BEGIN DATASET
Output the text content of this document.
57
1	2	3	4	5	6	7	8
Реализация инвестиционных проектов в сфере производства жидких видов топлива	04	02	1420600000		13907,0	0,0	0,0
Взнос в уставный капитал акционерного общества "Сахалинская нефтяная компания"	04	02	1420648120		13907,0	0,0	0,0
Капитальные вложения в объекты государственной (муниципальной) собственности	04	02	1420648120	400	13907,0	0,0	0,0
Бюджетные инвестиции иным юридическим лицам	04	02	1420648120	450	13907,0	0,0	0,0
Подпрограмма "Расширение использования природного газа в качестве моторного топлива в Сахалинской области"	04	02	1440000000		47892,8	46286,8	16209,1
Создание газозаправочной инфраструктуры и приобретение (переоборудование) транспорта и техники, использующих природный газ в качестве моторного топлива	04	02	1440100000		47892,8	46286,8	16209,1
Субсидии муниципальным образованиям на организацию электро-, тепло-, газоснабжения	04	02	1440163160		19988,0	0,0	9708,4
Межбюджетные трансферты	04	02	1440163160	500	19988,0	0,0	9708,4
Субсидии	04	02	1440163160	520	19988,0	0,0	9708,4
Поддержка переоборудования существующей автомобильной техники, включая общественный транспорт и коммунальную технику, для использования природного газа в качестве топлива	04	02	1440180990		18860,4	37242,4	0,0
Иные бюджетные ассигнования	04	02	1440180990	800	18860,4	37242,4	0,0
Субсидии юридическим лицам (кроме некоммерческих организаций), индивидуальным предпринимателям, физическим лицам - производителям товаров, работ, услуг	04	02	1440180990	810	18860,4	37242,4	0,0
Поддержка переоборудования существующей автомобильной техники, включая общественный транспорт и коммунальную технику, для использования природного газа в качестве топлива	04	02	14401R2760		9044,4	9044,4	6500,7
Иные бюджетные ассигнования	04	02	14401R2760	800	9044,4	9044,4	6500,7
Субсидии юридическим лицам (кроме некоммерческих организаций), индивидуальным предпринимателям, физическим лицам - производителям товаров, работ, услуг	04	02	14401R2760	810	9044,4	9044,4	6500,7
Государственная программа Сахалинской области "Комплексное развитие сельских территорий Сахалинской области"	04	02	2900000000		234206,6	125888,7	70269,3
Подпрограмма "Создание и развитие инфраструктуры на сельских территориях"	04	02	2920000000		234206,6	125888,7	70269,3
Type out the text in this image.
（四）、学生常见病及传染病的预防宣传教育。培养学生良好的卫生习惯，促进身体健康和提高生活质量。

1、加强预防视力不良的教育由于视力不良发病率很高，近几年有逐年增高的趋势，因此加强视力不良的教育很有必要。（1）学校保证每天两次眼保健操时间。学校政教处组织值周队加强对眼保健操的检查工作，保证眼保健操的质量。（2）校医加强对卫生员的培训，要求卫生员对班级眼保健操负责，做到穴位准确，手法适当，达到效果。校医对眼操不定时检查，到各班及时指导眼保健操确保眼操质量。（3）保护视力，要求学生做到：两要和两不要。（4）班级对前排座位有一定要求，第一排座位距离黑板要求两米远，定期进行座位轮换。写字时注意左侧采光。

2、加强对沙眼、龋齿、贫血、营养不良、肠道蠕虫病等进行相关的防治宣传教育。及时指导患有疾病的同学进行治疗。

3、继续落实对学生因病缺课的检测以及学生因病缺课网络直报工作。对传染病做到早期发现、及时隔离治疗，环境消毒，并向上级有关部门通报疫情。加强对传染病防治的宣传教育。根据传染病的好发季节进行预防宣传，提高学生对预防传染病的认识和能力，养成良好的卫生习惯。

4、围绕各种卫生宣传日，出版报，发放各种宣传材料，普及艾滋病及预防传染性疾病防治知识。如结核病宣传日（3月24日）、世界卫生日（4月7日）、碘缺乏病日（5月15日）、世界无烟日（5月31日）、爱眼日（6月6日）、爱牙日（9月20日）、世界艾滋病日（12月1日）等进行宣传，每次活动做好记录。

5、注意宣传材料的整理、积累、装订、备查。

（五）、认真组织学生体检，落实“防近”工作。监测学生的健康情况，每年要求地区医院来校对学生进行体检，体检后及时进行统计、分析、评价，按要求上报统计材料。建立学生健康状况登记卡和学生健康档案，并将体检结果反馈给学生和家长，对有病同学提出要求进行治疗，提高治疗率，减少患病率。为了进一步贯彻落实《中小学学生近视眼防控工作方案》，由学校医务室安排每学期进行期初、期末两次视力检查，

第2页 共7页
END DATASET
_STATED PROBLEM:_ Count how many lines of the material hold the string "Поддержка". Give the number and nothing more.

_RESPONSE TO THE EXERCISE:_ 2